>> start Records for this task

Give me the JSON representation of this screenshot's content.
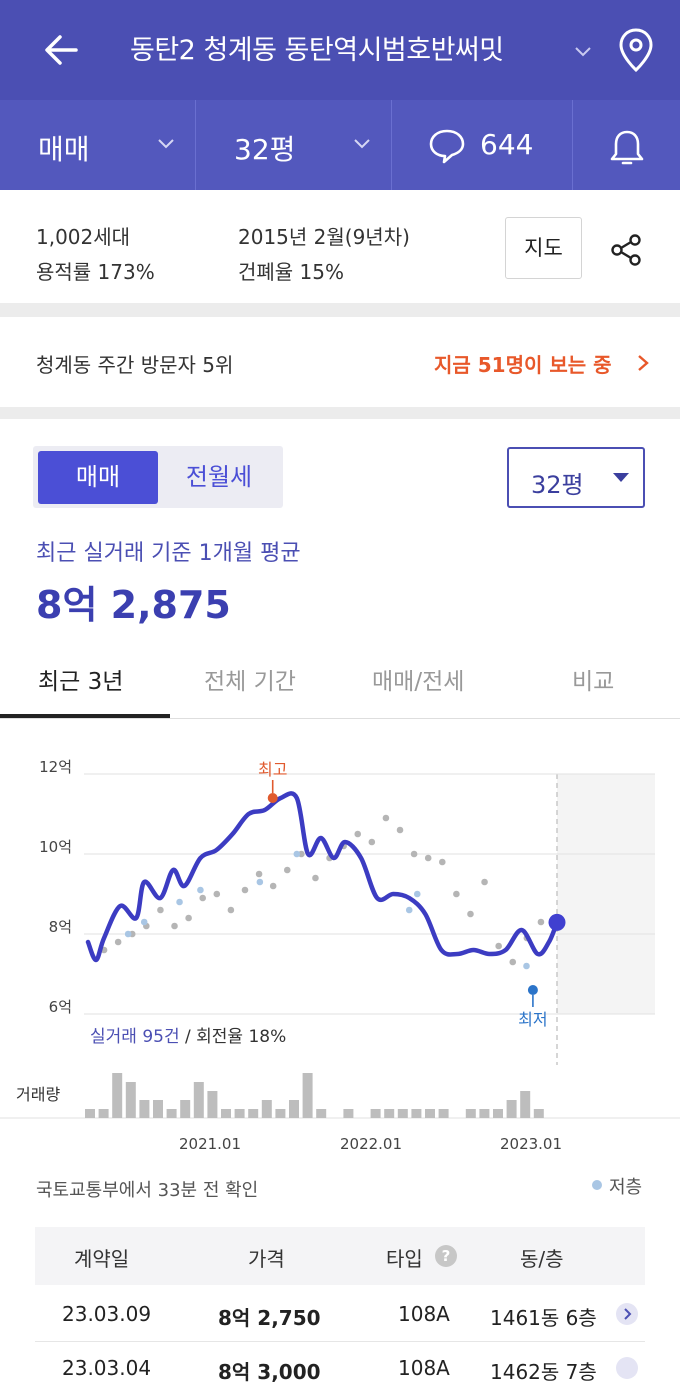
{
  "header": {
    "title": "동탄2 청계동 동탄역시범호반써밋",
    "deal_type": "매매",
    "size": "32평",
    "comment_count": "644"
  },
  "info": {
    "households": "1,002세대",
    "far": "용적률 173%",
    "built": "2015년 2월(9년차)",
    "bcr": "건폐율 15%",
    "map_button": "지도"
  },
  "visitor": {
    "rank": "청계동 주간 방문자 5위",
    "viewing": "지금 51명이 보는 중"
  },
  "price": {
    "toggle": [
      "매매",
      "전월세"
    ],
    "size_select": "32평",
    "avg_label": "최근 실거래 기준 1개월 평균",
    "avg_value": "8억 2,875"
  },
  "tabs": [
    "최근 3년",
    "전체 기간",
    "매매/전세",
    "비교"
  ],
  "chart_data": {
    "type": "line",
    "y_unit": "억",
    "ylim": [
      6,
      12
    ],
    "y_ticks": [
      "12억",
      "10억",
      "8억",
      "6억"
    ],
    "x_ticks": [
      "2021.01",
      "2022.01",
      "2023.01"
    ],
    "high_label": "최고",
    "low_label": "최저",
    "summary_count_label": "실거래 95건",
    "summary_turnover_label": " / 회전율 18%",
    "volume_label": "거래량",
    "series": [
      {
        "x": [
          2020.25,
          2020.3,
          2020.35,
          2020.45,
          2020.55,
          2020.6,
          2020.7,
          2020.78,
          2020.85,
          2020.95,
          2021.05,
          2021.15,
          2021.25,
          2021.35,
          2021.45,
          2021.55,
          2021.62,
          2021.7,
          2021.78,
          2021.85,
          2021.95,
          2022.05,
          2022.15,
          2022.25,
          2022.35,
          2022.45,
          2022.55,
          2022.65,
          2022.75,
          2022.85,
          2022.95,
          2023.05,
          2023.12,
          2023.17
        ],
        "y": [
          7.8,
          7.35,
          7.9,
          8.7,
          8.4,
          9.3,
          8.9,
          9.6,
          9.2,
          9.9,
          10.1,
          10.5,
          11.0,
          11.1,
          11.4,
          11.4,
          10.0,
          10.4,
          9.9,
          10.3,
          9.9,
          8.9,
          9.0,
          8.9,
          8.5,
          7.6,
          7.5,
          7.6,
          7.5,
          7.6,
          8.1,
          7.5,
          7.8,
          8.29
        ]
      }
    ],
    "transactions_recent": [
      7.6,
      7.8,
      8.0,
      8.2,
      8.6,
      8.2,
      8.4,
      8.9,
      9.0,
      8.6,
      9.1,
      9.5,
      9.2,
      9.6,
      10.0,
      9.4,
      9.9,
      10.2,
      10.5,
      10.3,
      10.9,
      10.6,
      10.0,
      9.9,
      9.8,
      9.0,
      8.5,
      9.3,
      7.7,
      7.3,
      7.9,
      8.3
    ],
    "transactions_low_floor": [
      8.0,
      8.3,
      8.8,
      9.1,
      9.3,
      10.0,
      8.6,
      9.0,
      7.2
    ],
    "volume": [
      1,
      1,
      5,
      4,
      2,
      2,
      1,
      2,
      4,
      3,
      1,
      1,
      1,
      2,
      1,
      2,
      5,
      1,
      0,
      1,
      0,
      1,
      1,
      1,
      1,
      1,
      1,
      0,
      1,
      1,
      1,
      2,
      3,
      1
    ]
  },
  "source": "국토교통부에서 33분 전 확인",
  "legend": "저층",
  "table": {
    "headers": [
      "계약일",
      "가격",
      "타입",
      "동/층"
    ],
    "rows": [
      {
        "date": "23.03.09",
        "price": "8억 2,750",
        "type": "108A",
        "dong": "1461동 6층"
      },
      {
        "date": "23.03.04",
        "price": "8억 3,000",
        "type": "108A",
        "dong": "1462동 7층"
      }
    ]
  },
  "colors": {
    "header_bg": "#4b4fb3",
    "accent": "#4b4fd6",
    "line": "#3c3cc2",
    "high": "#e05a2e",
    "low": "#2b74c9"
  }
}
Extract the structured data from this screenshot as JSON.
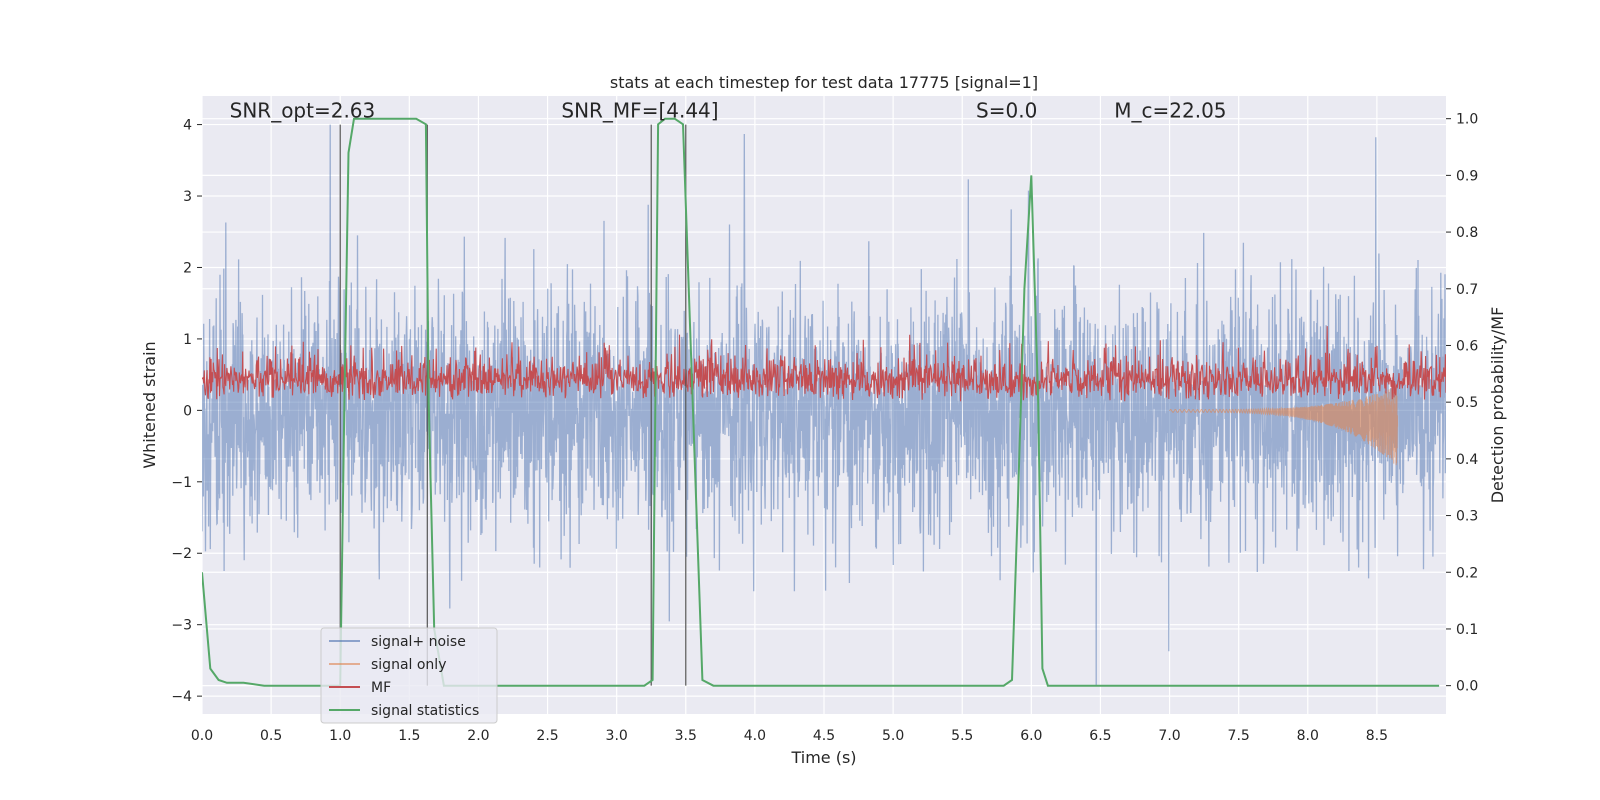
{
  "chart_data": {
    "type": "line",
    "title": "stats at each timestep for test data 17775 [signal=1]",
    "xlabel": "Time (s)",
    "ylabel": "Whitened strain",
    "y2label": "Detection probability/MF",
    "xlim": [
      0,
      9
    ],
    "ylim": [
      -4.25,
      4.4
    ],
    "y2lim": [
      -0.05,
      1.04
    ],
    "xticks": [
      0.0,
      0.5,
      1.0,
      1.5,
      2.0,
      2.5,
      3.0,
      3.5,
      4.0,
      4.5,
      5.0,
      5.5,
      6.0,
      6.5,
      7.0,
      7.5,
      8.0,
      8.5
    ],
    "xtick_labels": [
      "0.0",
      "0.5",
      "1.0",
      "1.5",
      "2.0",
      "2.5",
      "3.0",
      "3.5",
      "4.0",
      "4.5",
      "5.0",
      "5.5",
      "6.0",
      "6.5",
      "7.0",
      "7.5",
      "8.0",
      "8.5"
    ],
    "yticks": [
      4,
      3,
      2,
      1,
      0,
      -1,
      -2,
      -3,
      -4
    ],
    "ytick_labels": [
      "4",
      "3",
      "2",
      "1",
      "0",
      "−1",
      "−2",
      "−3",
      "−4"
    ],
    "y2ticks": [
      1.0,
      0.9,
      0.8,
      0.7,
      0.6,
      0.5,
      0.4,
      0.3,
      0.2,
      0.1,
      0.0
    ],
    "y2tick_labels": [
      "1.0",
      "0.9",
      "0.8",
      "0.7",
      "0.6",
      "0.5",
      "0.4",
      "0.3",
      "0.2",
      "0.1",
      "0.0"
    ],
    "grid": true,
    "legend_position": "lower-left",
    "annotations": [
      {
        "text": "SNR_opt=2.63",
        "x": 0.2,
        "y": 4.1
      },
      {
        "text": "SNR_MF=[4.44]",
        "x": 2.6,
        "y": 4.1
      },
      {
        "text": "S=0.0",
        "x": 5.6,
        "y": 4.1
      },
      {
        "text": "M_c=22.05",
        "x": 6.6,
        "y": 4.1
      }
    ],
    "series": [
      {
        "name": "signal+ noise",
        "color": "#4c72b0",
        "kind": "noise",
        "axis": "left",
        "std": 0.95,
        "max": 4.0,
        "min": -3.85
      },
      {
        "name": "signal only",
        "color": "#dd8452",
        "kind": "chirp",
        "axis": "left",
        "t_start": 7.0,
        "t_end": 8.65,
        "peak": -0.55
      },
      {
        "name": "MF",
        "color": "#c44e52",
        "kind": "mf",
        "axis": "right",
        "baseline": 0.52,
        "spread": 0.03
      },
      {
        "name": "signal statistics",
        "color": "#55a868",
        "kind": "line",
        "axis": "right",
        "x": [
          0.0,
          0.06,
          0.12,
          0.18,
          0.3,
          0.45,
          0.6,
          0.95,
          1.0,
          1.03,
          1.06,
          1.1,
          1.2,
          1.4,
          1.55,
          1.62,
          1.64,
          1.68,
          1.75,
          3.2,
          3.26,
          3.3,
          3.35,
          3.42,
          3.48,
          3.55,
          3.62,
          3.7,
          5.8,
          5.86,
          5.9,
          5.95,
          6.0,
          6.05,
          6.08,
          6.12,
          6.2,
          8.95
        ],
        "y": [
          0.2,
          0.03,
          0.01,
          0.005,
          0.005,
          0.0,
          0.0,
          0.0,
          0.0,
          0.5,
          0.94,
          1.0,
          1.0,
          1.0,
          1.0,
          0.99,
          0.5,
          0.1,
          0.0,
          0.0,
          0.01,
          0.99,
          1.0,
          1.0,
          0.99,
          0.5,
          0.01,
          0.0,
          0.0,
          0.01,
          0.3,
          0.7,
          0.9,
          0.5,
          0.03,
          0.0,
          0.0,
          0.0
        ]
      }
    ],
    "vlines": [
      1.0,
      1.63,
      3.25,
      3.5
    ]
  }
}
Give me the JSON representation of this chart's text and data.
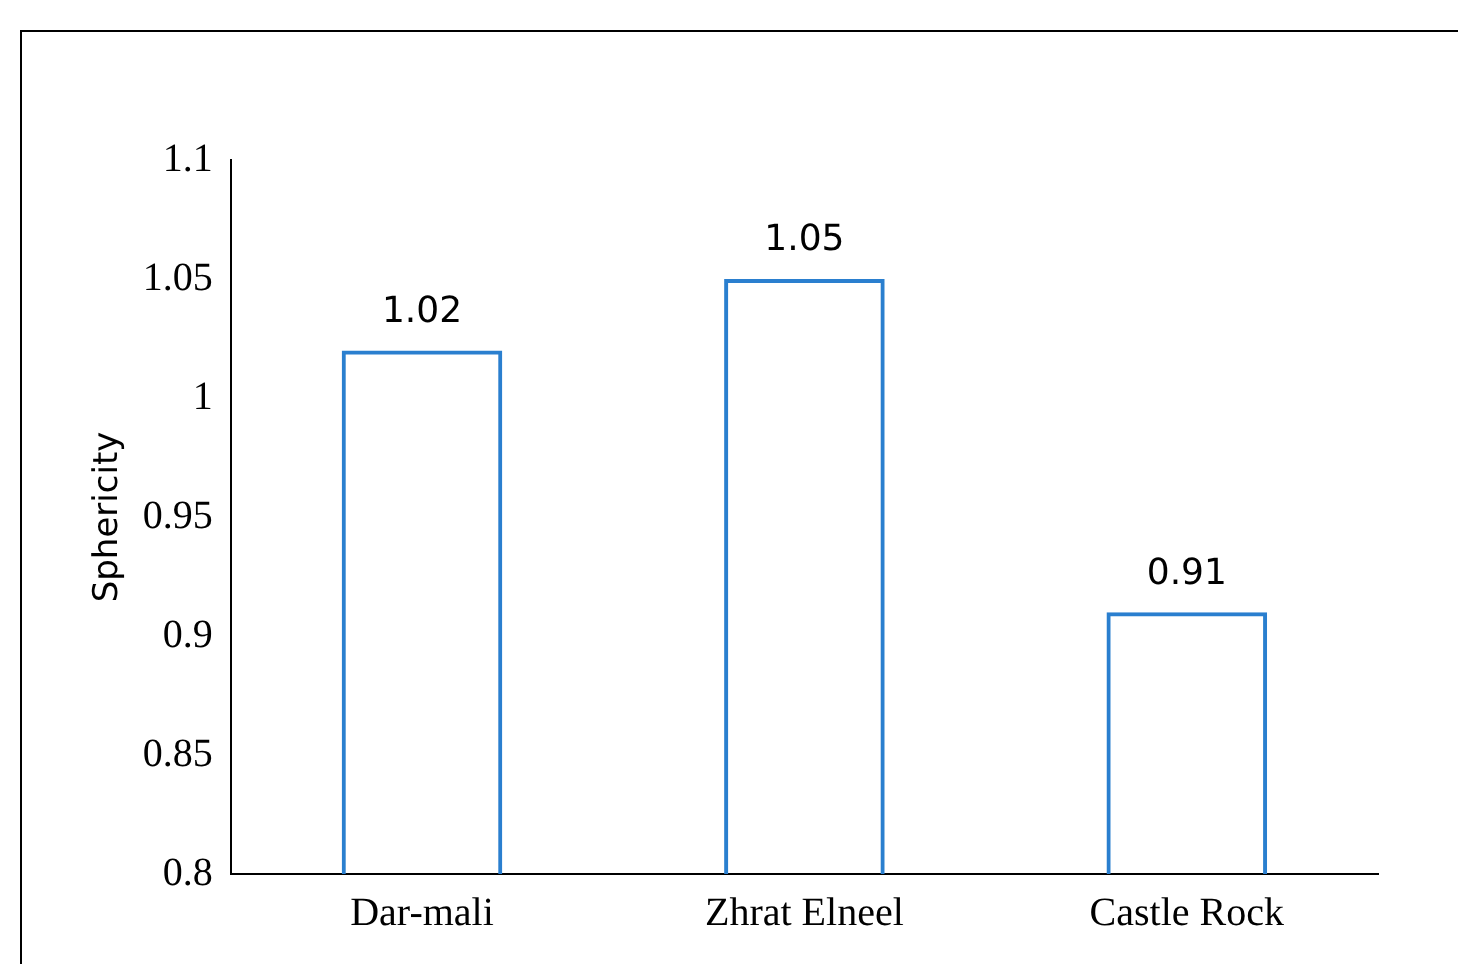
{
  "chart_data": {
    "type": "bar",
    "ylabel": "Sphericity",
    "categories": [
      "Dar-mali",
      "Zhrat Elneel",
      "Castle Rock"
    ],
    "values": [
      1.02,
      1.05,
      0.91
    ],
    "color": "#2a7fcf",
    "ylim": [
      0.8,
      1.1
    ],
    "yticks": [
      0.8,
      0.85,
      0.9,
      0.95,
      1,
      1.05,
      1.1
    ],
    "data_labels": true,
    "grid": false,
    "legend": false
  }
}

>> end Records for this task

| Task directions |
The lines to be quoted run from the line containing "Give me the JSON representation of this chart's" through the end of the entries above, both included; quote them exactly and leave out any pictures.

| Response to this task |
Give me the JSON representation of this chart's text and data.
{
  "chart_data": {
    "type": "bar",
    "ylabel": "Sphericity",
    "categories": [
      "Dar-mali",
      "Zhrat Elneel",
      "Castle Rock"
    ],
    "values": [
      1.02,
      1.05,
      0.91
    ],
    "color": "#2a7fcf",
    "ylim": [
      0.8,
      1.1
    ],
    "yticks": [
      0.8,
      0.85,
      0.9,
      0.95,
      1,
      1.05,
      1.1
    ],
    "data_labels": true,
    "grid": false,
    "legend": false
  }
}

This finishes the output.